▶ **Problem to solve**: Repeat exactly each line of the data provided below.

** Start **

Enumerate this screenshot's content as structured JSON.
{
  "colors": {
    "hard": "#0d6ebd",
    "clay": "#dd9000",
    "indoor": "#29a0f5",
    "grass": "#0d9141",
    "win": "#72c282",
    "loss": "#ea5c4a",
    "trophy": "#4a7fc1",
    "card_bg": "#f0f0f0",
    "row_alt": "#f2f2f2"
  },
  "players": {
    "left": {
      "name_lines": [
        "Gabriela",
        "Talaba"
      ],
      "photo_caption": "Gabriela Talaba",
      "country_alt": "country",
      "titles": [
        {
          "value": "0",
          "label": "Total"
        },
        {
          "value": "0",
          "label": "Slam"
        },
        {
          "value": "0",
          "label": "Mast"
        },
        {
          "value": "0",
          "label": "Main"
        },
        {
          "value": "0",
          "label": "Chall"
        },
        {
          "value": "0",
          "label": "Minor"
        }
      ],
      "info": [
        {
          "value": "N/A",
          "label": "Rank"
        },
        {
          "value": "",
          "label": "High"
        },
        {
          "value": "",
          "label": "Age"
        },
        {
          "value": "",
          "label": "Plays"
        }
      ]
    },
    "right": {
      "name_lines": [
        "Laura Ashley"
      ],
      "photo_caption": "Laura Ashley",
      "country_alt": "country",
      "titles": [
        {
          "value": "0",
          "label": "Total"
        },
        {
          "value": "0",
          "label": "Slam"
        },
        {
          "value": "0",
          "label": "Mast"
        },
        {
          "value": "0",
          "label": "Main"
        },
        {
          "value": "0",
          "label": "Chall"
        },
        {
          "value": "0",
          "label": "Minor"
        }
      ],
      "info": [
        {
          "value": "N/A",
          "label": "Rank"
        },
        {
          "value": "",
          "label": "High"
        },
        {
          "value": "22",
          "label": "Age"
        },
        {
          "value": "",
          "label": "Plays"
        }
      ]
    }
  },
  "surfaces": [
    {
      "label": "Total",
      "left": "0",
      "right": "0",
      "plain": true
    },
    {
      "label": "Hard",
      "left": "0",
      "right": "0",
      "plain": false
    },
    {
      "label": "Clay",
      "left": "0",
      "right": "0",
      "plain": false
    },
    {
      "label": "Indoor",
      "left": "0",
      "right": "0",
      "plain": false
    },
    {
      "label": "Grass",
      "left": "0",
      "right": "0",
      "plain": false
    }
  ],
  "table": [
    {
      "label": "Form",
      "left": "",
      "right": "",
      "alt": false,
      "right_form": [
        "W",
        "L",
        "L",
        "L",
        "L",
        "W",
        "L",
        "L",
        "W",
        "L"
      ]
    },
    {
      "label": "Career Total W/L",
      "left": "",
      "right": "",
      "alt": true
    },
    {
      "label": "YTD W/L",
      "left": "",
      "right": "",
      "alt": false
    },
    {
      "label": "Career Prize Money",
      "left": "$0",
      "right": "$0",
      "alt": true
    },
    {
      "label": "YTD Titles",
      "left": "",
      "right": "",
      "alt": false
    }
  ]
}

** End **

▶ **Exercise output**:
Enumerate this screenshot's content as structured JSON.
{
  "colors": {
    "hard": "#0d6ebd",
    "clay": "#dd9000",
    "indoor": "#29a0f5",
    "grass": "#0d9141",
    "win": "#72c282",
    "loss": "#ea5c4a",
    "trophy": "#4a7fc1",
    "card_bg": "#f0f0f0",
    "row_alt": "#f2f2f2"
  },
  "players": {
    "left": {
      "name_lines": [
        "Gabriela",
        "Talaba"
      ],
      "photo_caption": "Gabriela Talaba",
      "country_alt": "country",
      "titles": [
        {
          "value": "0",
          "label": "Total"
        },
        {
          "value": "0",
          "label": "Slam"
        },
        {
          "value": "0",
          "label": "Mast"
        },
        {
          "value": "0",
          "label": "Main"
        },
        {
          "value": "0",
          "label": "Chall"
        },
        {
          "value": "0",
          "label": "Minor"
        }
      ],
      "info": [
        {
          "value": "N/A",
          "label": "Rank"
        },
        {
          "value": "",
          "label": "High"
        },
        {
          "value": "",
          "label": "Age"
        },
        {
          "value": "",
          "label": "Plays"
        }
      ]
    },
    "right": {
      "name_lines": [
        "Laura Ashley"
      ],
      "photo_caption": "Laura Ashley",
      "country_alt": "country",
      "titles": [
        {
          "value": "0",
          "label": "Total"
        },
        {
          "value": "0",
          "label": "Slam"
        },
        {
          "value": "0",
          "label": "Mast"
        },
        {
          "value": "0",
          "label": "Main"
        },
        {
          "value": "0",
          "label": "Chall"
        },
        {
          "value": "0",
          "label": "Minor"
        }
      ],
      "info": [
        {
          "value": "N/A",
          "label": "Rank"
        },
        {
          "value": "",
          "label": "High"
        },
        {
          "value": "22",
          "label": "Age"
        },
        {
          "value": "",
          "label": "Plays"
        }
      ]
    }
  },
  "surfaces": [
    {
      "label": "Total",
      "left": "0",
      "right": "0",
      "plain": true
    },
    {
      "label": "Hard",
      "left": "0",
      "right": "0",
      "plain": false
    },
    {
      "label": "Clay",
      "left": "0",
      "right": "0",
      "plain": false
    },
    {
      "label": "Indoor",
      "left": "0",
      "right": "0",
      "plain": false
    },
    {
      "label": "Grass",
      "left": "0",
      "right": "0",
      "plain": false
    }
  ],
  "table": [
    {
      "label": "Form",
      "left": "",
      "right": "",
      "alt": false,
      "right_form": [
        "W",
        "L",
        "L",
        "L",
        "L",
        "W",
        "L",
        "L",
        "W",
        "L"
      ]
    },
    {
      "label": "Career Total W/L",
      "left": "",
      "right": "",
      "alt": true
    },
    {
      "label": "YTD W/L",
      "left": "",
      "right": "",
      "alt": false
    },
    {
      "label": "Career Prize Money",
      "left": "$0",
      "right": "$0",
      "alt": true
    },
    {
      "label": "YTD Titles",
      "left": "",
      "right": "",
      "alt": false
    }
  ]
}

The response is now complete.